→ Dataset
------------------------------------

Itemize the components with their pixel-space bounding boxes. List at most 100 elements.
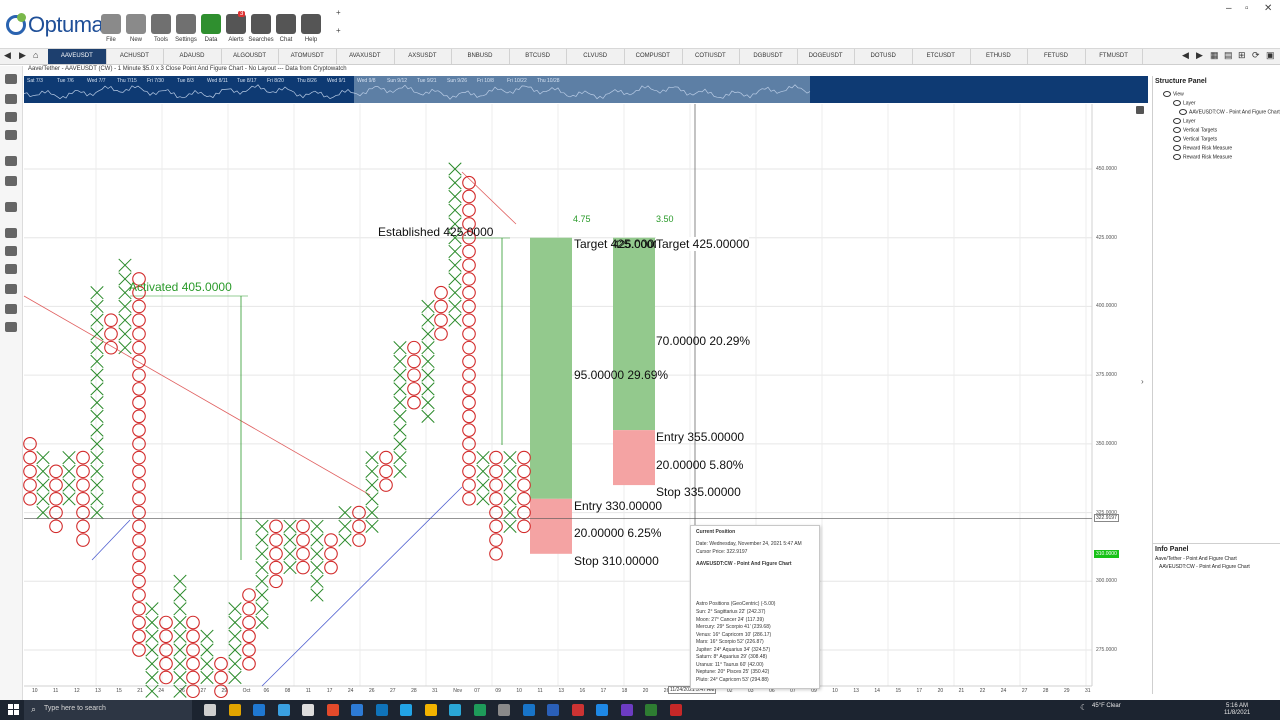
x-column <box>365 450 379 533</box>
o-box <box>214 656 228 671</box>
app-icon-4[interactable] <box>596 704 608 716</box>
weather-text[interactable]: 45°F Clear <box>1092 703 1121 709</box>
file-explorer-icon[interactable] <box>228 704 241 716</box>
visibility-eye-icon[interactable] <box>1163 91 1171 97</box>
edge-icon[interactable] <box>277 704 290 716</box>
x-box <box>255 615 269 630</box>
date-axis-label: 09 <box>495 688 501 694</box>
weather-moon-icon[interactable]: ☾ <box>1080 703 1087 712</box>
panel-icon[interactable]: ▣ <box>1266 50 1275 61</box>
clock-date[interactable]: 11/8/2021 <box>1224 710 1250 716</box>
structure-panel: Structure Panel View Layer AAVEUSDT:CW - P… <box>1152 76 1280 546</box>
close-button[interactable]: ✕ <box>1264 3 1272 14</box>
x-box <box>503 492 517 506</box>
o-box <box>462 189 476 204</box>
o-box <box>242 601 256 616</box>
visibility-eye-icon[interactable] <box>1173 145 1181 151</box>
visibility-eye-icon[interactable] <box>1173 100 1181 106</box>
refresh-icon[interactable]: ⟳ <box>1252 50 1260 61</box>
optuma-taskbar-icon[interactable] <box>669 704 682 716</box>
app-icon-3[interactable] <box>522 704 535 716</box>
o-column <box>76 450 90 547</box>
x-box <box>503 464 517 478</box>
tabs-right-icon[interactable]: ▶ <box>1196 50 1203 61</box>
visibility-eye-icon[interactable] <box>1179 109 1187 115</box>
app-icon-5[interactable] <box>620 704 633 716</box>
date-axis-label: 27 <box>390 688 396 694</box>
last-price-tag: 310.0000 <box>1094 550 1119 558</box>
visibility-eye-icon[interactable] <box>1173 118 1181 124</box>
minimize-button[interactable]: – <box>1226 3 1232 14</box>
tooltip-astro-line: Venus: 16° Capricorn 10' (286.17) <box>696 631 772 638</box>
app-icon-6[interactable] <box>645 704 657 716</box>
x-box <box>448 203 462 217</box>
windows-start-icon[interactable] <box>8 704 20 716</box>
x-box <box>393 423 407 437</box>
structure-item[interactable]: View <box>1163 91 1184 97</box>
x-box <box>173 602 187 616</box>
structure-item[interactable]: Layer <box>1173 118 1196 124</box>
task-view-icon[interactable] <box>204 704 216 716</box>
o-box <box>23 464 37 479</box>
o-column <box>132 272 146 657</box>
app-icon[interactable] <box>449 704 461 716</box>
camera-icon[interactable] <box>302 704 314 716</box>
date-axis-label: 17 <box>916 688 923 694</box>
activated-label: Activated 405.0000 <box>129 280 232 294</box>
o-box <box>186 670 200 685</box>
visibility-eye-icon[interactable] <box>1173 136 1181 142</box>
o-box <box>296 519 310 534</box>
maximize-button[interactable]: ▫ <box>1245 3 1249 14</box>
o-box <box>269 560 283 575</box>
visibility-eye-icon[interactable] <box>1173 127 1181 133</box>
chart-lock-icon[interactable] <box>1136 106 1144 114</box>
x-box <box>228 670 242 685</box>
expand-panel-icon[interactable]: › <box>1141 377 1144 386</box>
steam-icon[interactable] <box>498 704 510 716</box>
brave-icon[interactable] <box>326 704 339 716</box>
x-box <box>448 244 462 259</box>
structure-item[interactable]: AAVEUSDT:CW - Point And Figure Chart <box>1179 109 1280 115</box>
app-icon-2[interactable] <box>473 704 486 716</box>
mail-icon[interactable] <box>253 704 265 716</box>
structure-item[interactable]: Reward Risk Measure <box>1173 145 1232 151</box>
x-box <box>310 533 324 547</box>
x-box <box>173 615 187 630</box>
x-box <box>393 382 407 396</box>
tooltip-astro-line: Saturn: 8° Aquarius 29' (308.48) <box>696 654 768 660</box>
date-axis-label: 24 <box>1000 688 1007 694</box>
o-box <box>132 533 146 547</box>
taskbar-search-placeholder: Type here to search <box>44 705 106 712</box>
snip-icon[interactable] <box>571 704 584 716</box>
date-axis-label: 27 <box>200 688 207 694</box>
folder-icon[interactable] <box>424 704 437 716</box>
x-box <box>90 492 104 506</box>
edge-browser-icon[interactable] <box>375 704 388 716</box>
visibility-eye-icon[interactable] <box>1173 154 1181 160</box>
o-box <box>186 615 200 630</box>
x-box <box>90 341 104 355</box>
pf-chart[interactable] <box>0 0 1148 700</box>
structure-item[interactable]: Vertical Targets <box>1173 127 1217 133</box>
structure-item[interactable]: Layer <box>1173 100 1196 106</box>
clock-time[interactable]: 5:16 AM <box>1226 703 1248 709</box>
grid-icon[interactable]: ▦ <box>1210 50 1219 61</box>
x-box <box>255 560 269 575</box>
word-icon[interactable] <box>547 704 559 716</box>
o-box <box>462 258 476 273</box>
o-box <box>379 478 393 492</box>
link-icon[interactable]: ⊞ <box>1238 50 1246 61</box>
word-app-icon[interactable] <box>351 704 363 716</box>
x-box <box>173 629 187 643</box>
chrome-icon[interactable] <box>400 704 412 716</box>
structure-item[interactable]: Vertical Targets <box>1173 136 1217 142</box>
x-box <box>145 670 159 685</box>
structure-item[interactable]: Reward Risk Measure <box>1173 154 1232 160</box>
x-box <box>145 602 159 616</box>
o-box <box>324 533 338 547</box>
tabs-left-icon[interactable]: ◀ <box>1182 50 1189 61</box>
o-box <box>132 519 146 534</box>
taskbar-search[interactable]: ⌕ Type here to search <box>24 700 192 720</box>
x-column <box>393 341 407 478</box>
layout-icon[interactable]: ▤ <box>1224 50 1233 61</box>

------------------------------------

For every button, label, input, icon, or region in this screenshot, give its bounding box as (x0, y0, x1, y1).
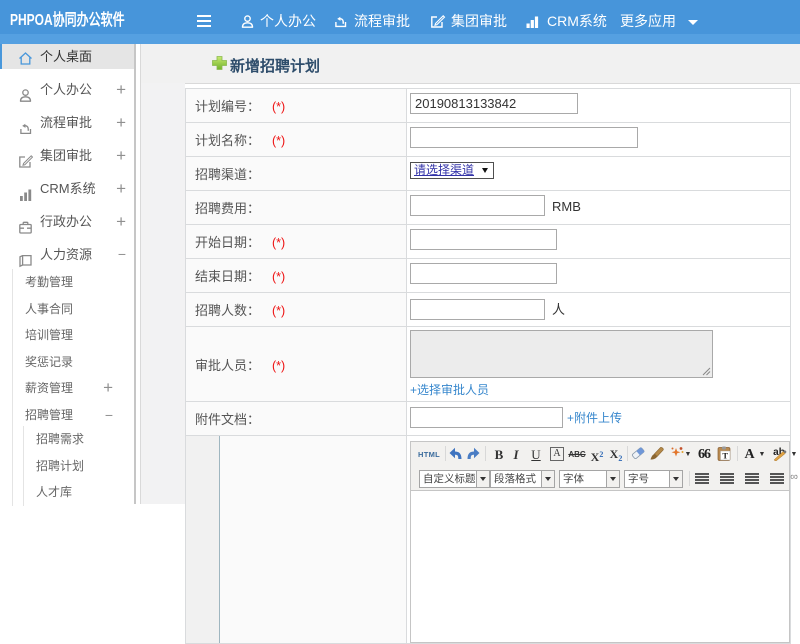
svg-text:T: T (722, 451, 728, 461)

------------------------------------

→ Given instruction
Reproduce everything from the line containing "Itemize the components" down to the line containing "minimize-button[interactable]: – <box>1226", both included, leaving the picture out of your answer.

→ Final answer
Itemize the components with their pixel-space bounding boxes. List at most 100 elements.
x-column <box>365 450 379 533</box>
o-box <box>214 656 228 671</box>
app-icon-4[interactable] <box>596 704 608 716</box>
weather-text[interactable]: 45°F Clear <box>1092 703 1121 709</box>
file-explorer-icon[interactable] <box>228 704 241 716</box>
visibility-eye-icon[interactable] <box>1163 91 1171 97</box>
edge-icon[interactable] <box>277 704 290 716</box>
x-box <box>255 615 269 630</box>
date-axis-label: 09 <box>495 688 501 694</box>
weather-moon-icon[interactable]: ☾ <box>1080 703 1087 712</box>
panel-icon[interactable]: ▣ <box>1266 50 1275 61</box>
clock-date[interactable]: 11/8/2021 <box>1224 710 1250 716</box>
structure-panel: Structure Panel View Layer AAVEUSDT:CW - P… <box>1152 76 1280 546</box>
close-button[interactable]: ✕ <box>1264 3 1272 14</box>
x-box <box>503 492 517 506</box>
o-box <box>462 189 476 204</box>
o-box <box>242 601 256 616</box>
visibility-eye-icon[interactable] <box>1173 145 1181 151</box>
visibility-eye-icon[interactable] <box>1173 100 1181 106</box>
refresh-icon[interactable]: ⟳ <box>1252 50 1260 61</box>
optuma-taskbar-icon[interactable] <box>669 704 682 716</box>
app-icon-3[interactable] <box>522 704 535 716</box>
o-column <box>76 450 90 547</box>
x-box <box>503 464 517 478</box>
tabs-right-icon[interactable]: ▶ <box>1196 50 1203 61</box>
visibility-eye-icon[interactable] <box>1179 109 1187 115</box>
app-icon-5[interactable] <box>620 704 633 716</box>
date-axis-label: 27 <box>390 688 396 694</box>
last-price-tag: 310.0000 <box>1094 550 1119 558</box>
visibility-eye-icon[interactable] <box>1173 118 1181 124</box>
minimize-button[interactable]: – <box>1226 3 1232 14</box>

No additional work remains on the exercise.